■ What the exercise asks
Write out all of the data without omission, exactly as shown.

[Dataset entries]
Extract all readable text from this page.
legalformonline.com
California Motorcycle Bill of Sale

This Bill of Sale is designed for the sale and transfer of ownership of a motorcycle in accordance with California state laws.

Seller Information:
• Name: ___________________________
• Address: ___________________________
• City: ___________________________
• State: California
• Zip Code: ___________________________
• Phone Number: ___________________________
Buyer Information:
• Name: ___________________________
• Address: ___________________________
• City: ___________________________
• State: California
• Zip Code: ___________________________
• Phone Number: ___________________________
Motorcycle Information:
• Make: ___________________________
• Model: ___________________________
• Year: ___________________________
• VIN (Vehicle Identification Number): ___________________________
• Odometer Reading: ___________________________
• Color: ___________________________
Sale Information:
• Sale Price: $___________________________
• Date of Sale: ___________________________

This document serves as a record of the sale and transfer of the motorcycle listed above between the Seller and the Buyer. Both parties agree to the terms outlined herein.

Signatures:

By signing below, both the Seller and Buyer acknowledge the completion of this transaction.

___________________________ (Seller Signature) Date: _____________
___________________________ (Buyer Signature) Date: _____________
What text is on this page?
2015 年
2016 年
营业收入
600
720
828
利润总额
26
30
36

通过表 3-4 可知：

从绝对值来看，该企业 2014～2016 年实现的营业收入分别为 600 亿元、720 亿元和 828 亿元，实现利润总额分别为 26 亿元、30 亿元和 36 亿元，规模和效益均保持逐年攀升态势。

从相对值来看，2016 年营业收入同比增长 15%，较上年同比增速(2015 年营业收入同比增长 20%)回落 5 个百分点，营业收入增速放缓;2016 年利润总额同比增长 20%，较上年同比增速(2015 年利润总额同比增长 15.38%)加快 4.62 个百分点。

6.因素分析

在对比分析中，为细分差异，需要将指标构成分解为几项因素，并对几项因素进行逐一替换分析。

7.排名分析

■ Problem solution
Extract all readable text from this page.
legalformonline.com
California Motorcycle Bill of Sale

This Bill of Sale is designed for the sale and transfer of ownership of a motorcycle in accordance with California state laws.

Seller Information:
• Name: ___________________________
• Address: ___________________________
• City: ___________________________
• State: California
• Zip Code: ___________________________
• Phone Number: ___________________________
Buyer Information:
• Name: ___________________________
• Address: ___________________________
• City: ___________________________
• State: California
• Zip Code: ___________________________
• Phone Number: ___________________________
Motorcycle Information:
• Make: ___________________________
• Model: ___________________________
• Year: ___________________________
• VIN (Vehicle Identification Number): ___________________________
• Odometer Reading: ___________________________
• Color: ___________________________
Sale Information:
• Sale Price: $___________________________
• Date of Sale: ___________________________

This document serves as a record of the sale and transfer of the motorcycle listed above between the Seller and the Buyer. Both parties agree to the terms outlined herein.

Signatures:

By signing below, both the Seller and Buyer acknowledge the completion of this transaction.

___________________________ (Seller Signature) Date: _____________
___________________________ (Buyer Signature) Date: _____________
What text is on this page?
2015 年
2016 年
营业收入
600
720
828
利润总额
26
30
36

通过表 3-4 可知：

从绝对值来看，该企业 2014～2016 年实现的营业收入分别为 600 亿元、720 亿元和 828 亿元，实现利润总额分别为 26 亿元、30 亿元和 36 亿元，规模和效益均保持逐年攀升态势。

从相对值来看，2016 年营业收入同比增长 15%，较上年同比增速(2015 年营业收入同比增长 20%)回落 5 个百分点，营业收入增速放缓;2016 年利润总额同比增长 20%，较上年同比增速(2015 年利润总额同比增长 15.38%)加快 4.62 个百分点。

6.因素分析

在对比分析中，为细分差异，需要将指标构成分解为几项因素，并对几项因素进行逐一替换分析。

7.排名分析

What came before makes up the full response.